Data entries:
----------

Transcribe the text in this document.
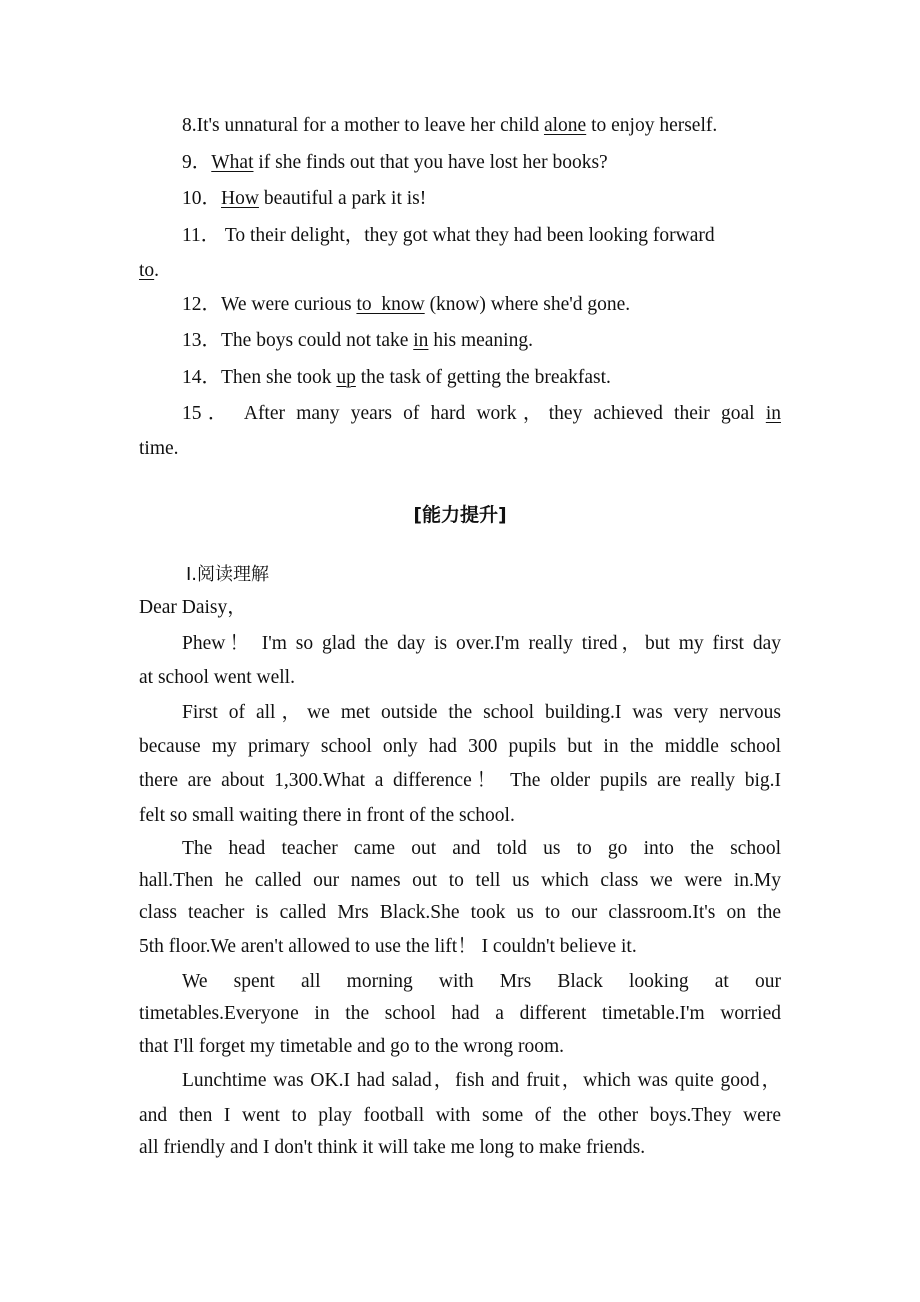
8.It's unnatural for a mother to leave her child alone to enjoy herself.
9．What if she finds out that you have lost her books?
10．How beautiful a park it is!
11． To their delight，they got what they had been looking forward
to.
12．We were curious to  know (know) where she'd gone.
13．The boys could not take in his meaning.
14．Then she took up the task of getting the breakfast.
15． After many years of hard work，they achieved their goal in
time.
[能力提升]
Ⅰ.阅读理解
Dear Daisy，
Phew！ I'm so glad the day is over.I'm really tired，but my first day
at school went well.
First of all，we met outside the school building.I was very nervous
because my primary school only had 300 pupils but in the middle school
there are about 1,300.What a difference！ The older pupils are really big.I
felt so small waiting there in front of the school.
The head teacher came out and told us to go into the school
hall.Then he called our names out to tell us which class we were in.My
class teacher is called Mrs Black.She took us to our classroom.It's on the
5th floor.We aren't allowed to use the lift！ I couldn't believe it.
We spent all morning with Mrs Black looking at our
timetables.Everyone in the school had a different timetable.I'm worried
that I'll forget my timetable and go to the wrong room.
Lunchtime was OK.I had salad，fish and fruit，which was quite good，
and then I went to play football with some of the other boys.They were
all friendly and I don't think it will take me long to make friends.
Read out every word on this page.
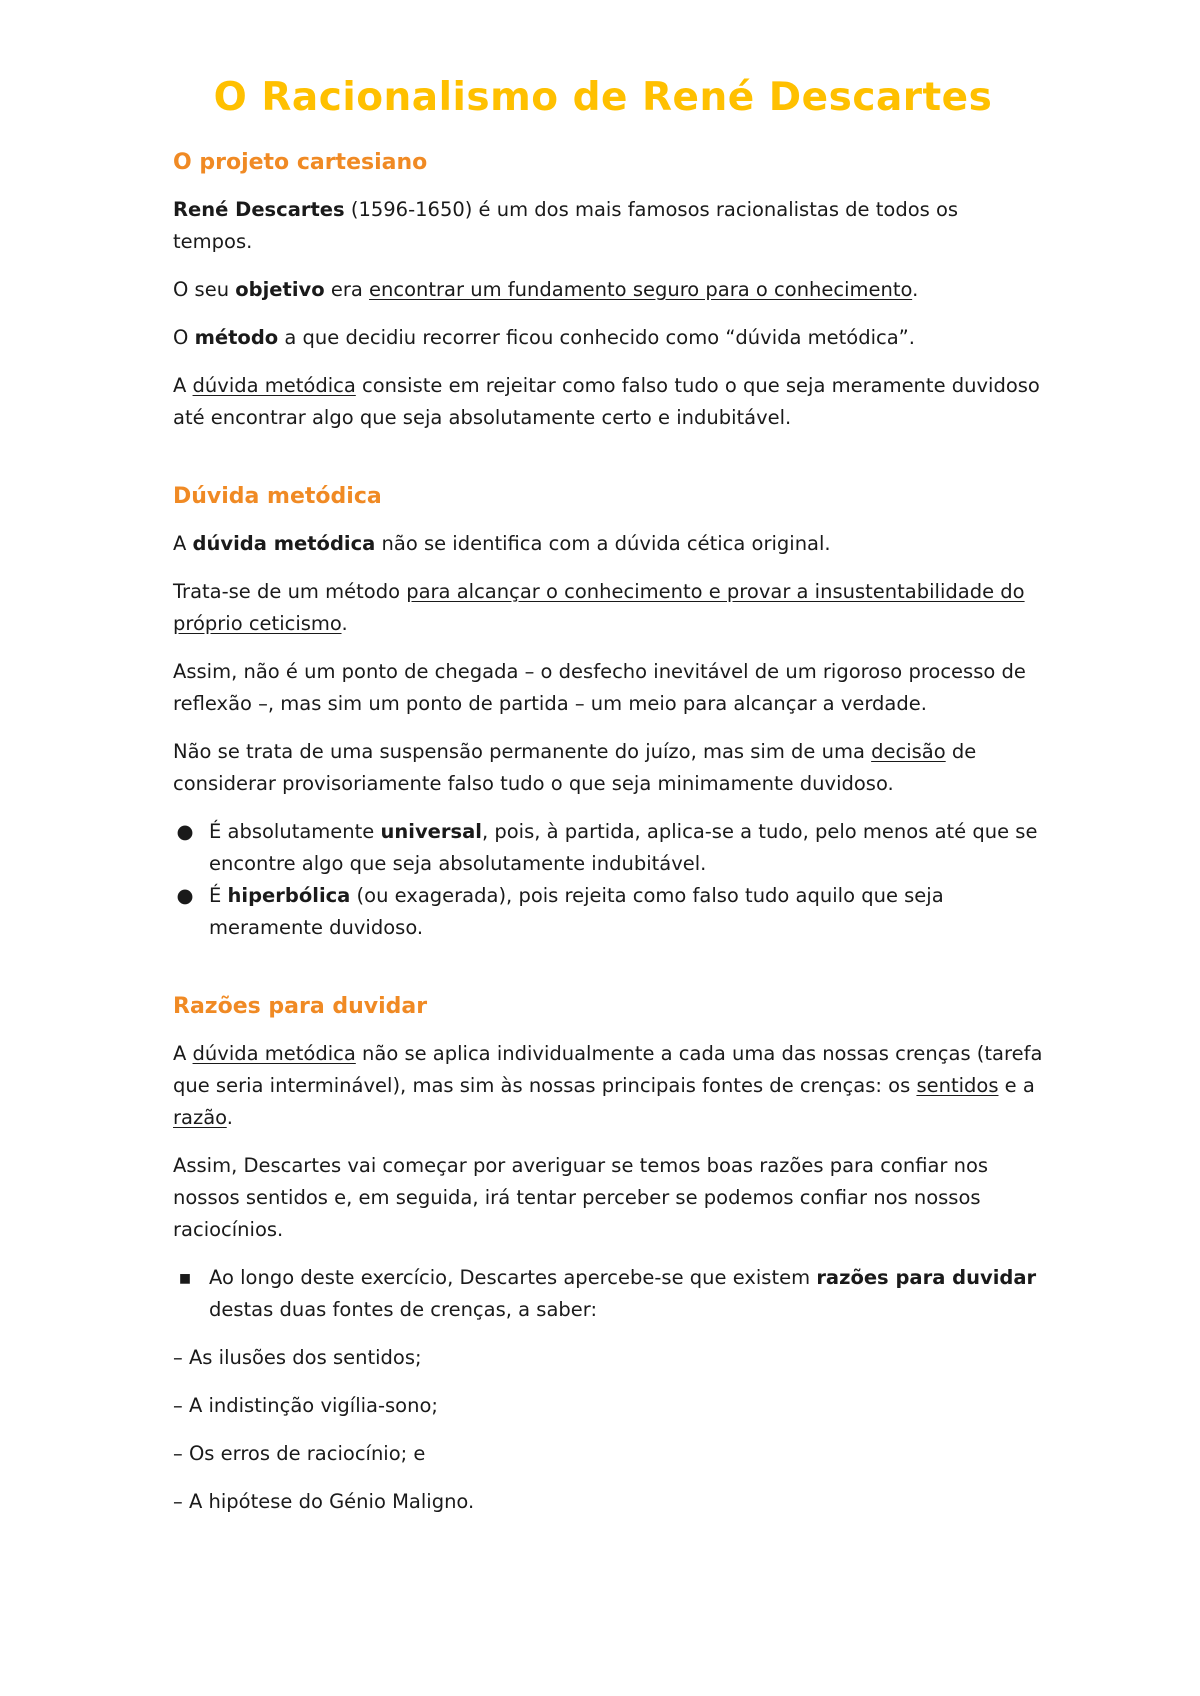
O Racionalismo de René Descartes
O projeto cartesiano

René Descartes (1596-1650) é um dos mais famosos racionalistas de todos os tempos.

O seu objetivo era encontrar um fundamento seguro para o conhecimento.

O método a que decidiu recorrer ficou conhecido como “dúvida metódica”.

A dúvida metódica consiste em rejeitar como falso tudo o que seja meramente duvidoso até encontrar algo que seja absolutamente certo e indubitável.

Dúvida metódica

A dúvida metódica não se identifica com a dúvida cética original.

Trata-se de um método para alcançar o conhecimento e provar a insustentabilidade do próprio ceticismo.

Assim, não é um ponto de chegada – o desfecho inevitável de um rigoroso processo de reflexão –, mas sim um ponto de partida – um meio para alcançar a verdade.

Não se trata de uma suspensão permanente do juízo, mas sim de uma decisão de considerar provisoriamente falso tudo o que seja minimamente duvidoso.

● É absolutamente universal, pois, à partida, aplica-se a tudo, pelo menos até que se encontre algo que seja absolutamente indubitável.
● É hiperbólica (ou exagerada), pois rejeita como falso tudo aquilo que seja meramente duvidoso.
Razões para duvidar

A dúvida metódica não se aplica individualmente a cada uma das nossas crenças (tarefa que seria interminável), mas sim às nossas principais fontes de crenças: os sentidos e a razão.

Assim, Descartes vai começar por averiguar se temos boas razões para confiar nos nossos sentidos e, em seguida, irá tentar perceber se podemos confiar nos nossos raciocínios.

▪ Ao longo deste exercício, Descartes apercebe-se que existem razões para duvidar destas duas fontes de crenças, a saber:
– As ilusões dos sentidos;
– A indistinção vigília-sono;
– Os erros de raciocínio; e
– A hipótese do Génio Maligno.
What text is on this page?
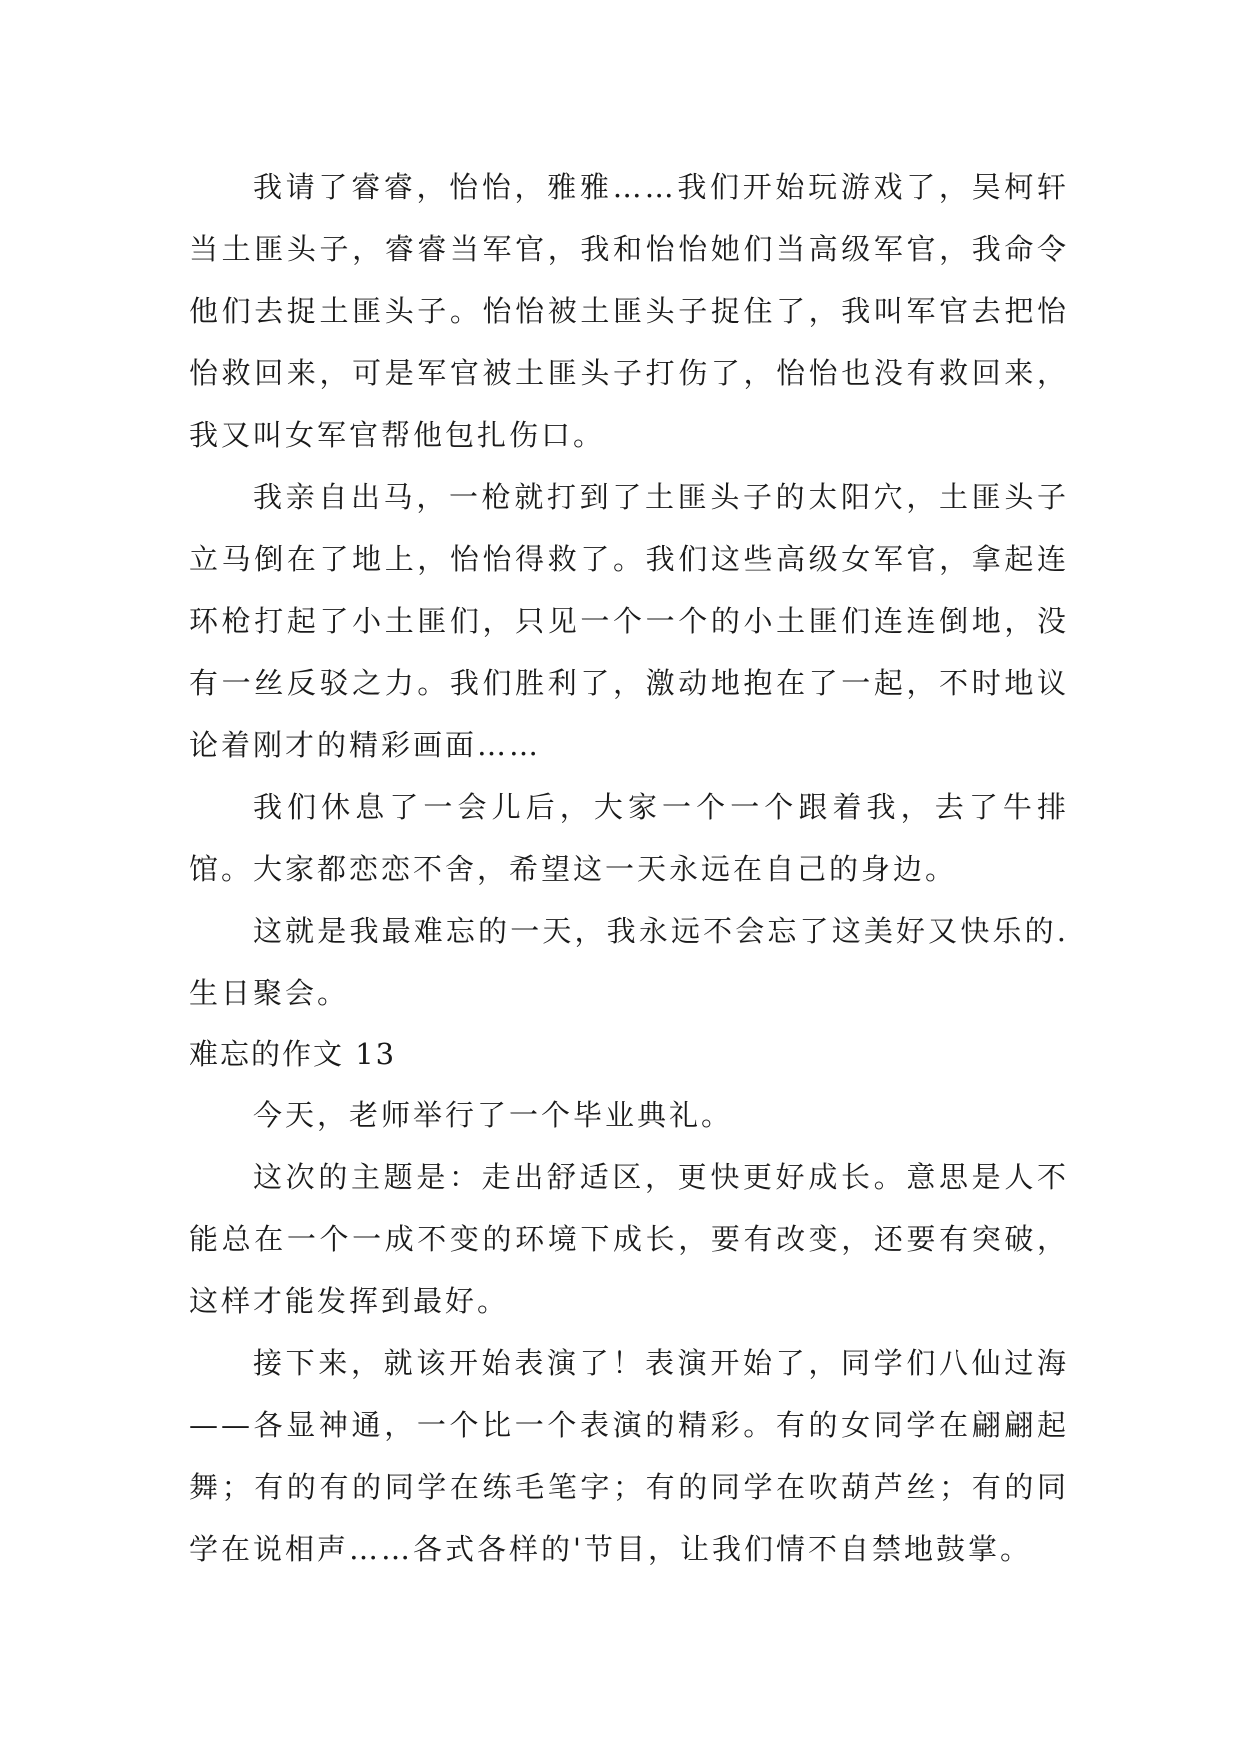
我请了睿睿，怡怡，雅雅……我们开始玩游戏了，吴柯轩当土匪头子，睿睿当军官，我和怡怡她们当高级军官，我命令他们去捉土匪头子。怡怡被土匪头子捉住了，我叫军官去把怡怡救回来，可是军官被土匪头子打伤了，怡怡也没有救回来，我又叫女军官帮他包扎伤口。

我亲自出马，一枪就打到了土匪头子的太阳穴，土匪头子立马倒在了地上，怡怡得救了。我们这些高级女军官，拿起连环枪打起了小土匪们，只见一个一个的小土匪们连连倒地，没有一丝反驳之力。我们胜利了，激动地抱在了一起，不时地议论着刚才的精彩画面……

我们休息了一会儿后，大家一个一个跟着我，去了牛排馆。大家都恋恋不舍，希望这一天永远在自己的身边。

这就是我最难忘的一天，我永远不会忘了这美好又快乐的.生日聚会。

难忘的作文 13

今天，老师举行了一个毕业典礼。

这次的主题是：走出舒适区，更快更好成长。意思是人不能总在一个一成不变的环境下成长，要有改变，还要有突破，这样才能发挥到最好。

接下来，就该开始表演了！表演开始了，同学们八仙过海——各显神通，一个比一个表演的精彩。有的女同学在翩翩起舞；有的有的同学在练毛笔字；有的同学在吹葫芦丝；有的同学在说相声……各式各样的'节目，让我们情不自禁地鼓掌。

----------

PROMPT:
Beginning with the line that contains "What text is on this page?" in the data above, please copy each line exactly until the last line, both ends included, skipping any pictures.

SOLUTION TO THIS PROBLEM:
What text is on this page?
我请了睿睿，怡怡，雅雅……我们开始玩游戏了，吴柯轩当土匪头子，睿睿当军官，我和怡怡她们当高级军官，我命令他们去捉土匪头子。怡怡被土匪头子捉住了，我叫军官去把怡怡救回来，可是军官被土匪头子打伤了，怡怡也没有救回来，我又叫女军官帮他包扎伤口。

我亲自出马，一枪就打到了土匪头子的太阳穴，土匪头子立马倒在了地上，怡怡得救了。我们这些高级女军官，拿起连环枪打起了小土匪们，只见一个一个的小土匪们连连倒地，没有一丝反驳之力。我们胜利了，激动地抱在了一起，不时地议论着刚才的精彩画面……

我们休息了一会儿后，大家一个一个跟着我，去了牛排馆。大家都恋恋不舍，希望这一天永远在自己的身边。

这就是我最难忘的一天，我永远不会忘了这美好又快乐的.生日聚会。

难忘的作文 13

今天，老师举行了一个毕业典礼。

这次的主题是：走出舒适区，更快更好成长。意思是人不能总在一个一成不变的环境下成长，要有改变，还要有突破，这样才能发挥到最好。

接下来，就该开始表演了！表演开始了，同学们八仙过海——各显神通，一个比一个表演的精彩。有的女同学在翩翩起舞；有的有的同学在练毛笔字；有的同学在吹葫芦丝；有的同学在说相声……各式各样的'节目，让我们情不自禁地鼓掌。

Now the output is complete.